What you have to do:
Filter for the word "Iteration" and keep each matching line.

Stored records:
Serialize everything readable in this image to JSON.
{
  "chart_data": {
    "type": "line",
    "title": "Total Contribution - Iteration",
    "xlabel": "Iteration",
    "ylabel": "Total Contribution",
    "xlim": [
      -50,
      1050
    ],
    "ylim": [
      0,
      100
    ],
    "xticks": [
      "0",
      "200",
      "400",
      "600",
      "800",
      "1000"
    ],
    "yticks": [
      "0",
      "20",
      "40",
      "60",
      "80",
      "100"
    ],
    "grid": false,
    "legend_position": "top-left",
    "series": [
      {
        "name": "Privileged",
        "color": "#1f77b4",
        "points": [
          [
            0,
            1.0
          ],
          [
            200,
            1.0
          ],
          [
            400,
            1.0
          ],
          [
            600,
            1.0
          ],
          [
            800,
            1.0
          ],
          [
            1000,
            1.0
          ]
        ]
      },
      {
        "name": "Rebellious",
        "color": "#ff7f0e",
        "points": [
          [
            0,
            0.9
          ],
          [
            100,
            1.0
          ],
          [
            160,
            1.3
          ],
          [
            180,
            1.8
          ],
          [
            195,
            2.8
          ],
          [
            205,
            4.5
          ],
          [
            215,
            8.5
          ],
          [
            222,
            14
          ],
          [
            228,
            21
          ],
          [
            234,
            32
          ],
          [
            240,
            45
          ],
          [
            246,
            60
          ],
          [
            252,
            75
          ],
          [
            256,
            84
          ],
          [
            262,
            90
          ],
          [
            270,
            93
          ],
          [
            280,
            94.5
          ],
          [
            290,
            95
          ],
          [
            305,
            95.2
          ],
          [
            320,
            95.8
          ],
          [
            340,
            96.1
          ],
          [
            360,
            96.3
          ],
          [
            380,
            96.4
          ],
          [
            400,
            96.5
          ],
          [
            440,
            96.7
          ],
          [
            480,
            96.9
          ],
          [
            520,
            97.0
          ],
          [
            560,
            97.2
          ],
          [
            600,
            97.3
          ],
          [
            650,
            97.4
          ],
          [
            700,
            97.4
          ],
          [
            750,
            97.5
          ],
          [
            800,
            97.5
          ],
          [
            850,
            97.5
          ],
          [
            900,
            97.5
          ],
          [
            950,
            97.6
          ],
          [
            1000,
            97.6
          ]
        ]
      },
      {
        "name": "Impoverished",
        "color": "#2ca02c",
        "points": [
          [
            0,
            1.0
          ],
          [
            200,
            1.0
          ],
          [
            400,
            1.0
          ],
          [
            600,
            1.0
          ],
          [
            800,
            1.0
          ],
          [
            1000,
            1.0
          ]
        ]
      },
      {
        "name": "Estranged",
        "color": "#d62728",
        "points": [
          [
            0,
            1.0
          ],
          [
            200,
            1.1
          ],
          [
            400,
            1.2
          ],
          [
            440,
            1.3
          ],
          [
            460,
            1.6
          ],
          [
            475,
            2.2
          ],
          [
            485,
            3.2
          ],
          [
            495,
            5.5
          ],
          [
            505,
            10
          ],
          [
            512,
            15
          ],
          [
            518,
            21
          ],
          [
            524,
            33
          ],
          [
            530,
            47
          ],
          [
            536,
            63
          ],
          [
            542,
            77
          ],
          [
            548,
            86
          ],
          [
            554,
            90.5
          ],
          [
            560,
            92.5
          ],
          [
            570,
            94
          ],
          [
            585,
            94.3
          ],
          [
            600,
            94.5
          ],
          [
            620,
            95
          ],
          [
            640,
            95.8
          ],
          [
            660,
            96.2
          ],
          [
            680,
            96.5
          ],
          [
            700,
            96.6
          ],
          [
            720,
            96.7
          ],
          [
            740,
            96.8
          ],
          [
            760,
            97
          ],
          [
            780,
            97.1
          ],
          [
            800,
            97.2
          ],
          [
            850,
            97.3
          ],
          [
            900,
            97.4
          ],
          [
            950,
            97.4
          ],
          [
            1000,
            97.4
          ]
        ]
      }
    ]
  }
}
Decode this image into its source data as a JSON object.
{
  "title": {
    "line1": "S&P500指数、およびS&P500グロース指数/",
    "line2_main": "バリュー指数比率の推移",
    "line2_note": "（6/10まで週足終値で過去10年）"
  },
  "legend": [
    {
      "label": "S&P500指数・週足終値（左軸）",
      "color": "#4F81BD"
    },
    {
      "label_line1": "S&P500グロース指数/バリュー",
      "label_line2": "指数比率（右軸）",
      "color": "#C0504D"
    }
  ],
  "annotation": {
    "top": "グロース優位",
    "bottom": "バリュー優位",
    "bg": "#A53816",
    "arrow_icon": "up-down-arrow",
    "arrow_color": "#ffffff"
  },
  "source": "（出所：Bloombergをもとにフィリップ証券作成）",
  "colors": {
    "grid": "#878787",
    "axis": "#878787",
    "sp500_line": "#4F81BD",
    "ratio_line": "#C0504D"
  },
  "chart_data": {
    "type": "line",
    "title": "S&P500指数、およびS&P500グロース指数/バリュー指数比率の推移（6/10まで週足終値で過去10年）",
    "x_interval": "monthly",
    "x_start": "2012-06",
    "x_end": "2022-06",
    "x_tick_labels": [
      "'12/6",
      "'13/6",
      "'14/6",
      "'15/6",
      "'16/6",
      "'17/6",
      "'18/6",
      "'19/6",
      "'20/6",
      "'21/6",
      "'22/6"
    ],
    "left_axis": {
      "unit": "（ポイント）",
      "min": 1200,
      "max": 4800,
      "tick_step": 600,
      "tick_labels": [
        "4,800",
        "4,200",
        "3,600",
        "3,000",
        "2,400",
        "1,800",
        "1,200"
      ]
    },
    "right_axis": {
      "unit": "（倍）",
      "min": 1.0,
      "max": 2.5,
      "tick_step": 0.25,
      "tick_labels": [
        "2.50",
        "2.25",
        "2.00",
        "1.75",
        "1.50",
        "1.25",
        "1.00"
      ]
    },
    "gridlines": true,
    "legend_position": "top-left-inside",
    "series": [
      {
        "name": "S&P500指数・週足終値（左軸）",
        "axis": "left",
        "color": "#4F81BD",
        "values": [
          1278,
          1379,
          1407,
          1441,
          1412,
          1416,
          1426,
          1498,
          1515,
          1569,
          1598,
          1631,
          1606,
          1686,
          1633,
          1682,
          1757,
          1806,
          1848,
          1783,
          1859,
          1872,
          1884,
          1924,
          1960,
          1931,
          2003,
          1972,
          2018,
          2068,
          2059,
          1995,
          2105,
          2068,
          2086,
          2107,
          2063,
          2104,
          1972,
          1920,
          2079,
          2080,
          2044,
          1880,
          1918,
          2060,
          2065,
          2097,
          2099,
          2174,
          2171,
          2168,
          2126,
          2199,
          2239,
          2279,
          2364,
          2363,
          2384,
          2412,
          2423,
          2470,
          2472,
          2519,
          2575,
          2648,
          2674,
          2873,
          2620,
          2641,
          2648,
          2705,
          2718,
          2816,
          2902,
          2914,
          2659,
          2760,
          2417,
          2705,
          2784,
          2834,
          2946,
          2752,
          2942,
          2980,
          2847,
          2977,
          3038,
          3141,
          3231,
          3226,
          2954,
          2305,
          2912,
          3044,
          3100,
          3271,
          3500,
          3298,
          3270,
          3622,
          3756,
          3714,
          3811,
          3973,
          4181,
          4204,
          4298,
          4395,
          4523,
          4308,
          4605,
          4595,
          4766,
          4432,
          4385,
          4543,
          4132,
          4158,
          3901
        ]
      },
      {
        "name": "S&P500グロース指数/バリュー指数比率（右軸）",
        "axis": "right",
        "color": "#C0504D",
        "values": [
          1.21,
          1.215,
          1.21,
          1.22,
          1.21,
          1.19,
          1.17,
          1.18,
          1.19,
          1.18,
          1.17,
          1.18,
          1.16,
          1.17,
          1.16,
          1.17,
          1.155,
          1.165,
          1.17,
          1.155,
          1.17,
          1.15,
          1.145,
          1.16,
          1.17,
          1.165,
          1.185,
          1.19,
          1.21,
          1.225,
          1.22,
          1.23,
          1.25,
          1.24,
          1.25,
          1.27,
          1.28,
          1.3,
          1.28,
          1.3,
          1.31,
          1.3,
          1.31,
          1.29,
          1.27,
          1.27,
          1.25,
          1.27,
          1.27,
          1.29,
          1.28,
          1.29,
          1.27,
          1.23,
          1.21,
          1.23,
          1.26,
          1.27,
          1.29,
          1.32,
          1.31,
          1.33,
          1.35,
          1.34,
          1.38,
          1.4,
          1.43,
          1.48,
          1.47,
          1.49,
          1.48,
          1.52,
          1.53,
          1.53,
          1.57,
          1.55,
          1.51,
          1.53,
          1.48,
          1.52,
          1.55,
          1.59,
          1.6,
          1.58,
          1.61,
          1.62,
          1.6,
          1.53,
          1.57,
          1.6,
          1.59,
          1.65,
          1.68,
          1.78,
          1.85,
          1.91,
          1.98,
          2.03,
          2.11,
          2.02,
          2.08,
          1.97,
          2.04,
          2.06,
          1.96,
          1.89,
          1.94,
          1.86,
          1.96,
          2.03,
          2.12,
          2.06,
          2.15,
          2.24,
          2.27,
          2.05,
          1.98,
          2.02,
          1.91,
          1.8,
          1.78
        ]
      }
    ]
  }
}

Result of the task:
    "title": "Total Contribution - Iteration",
    "xlabel": "Iteration",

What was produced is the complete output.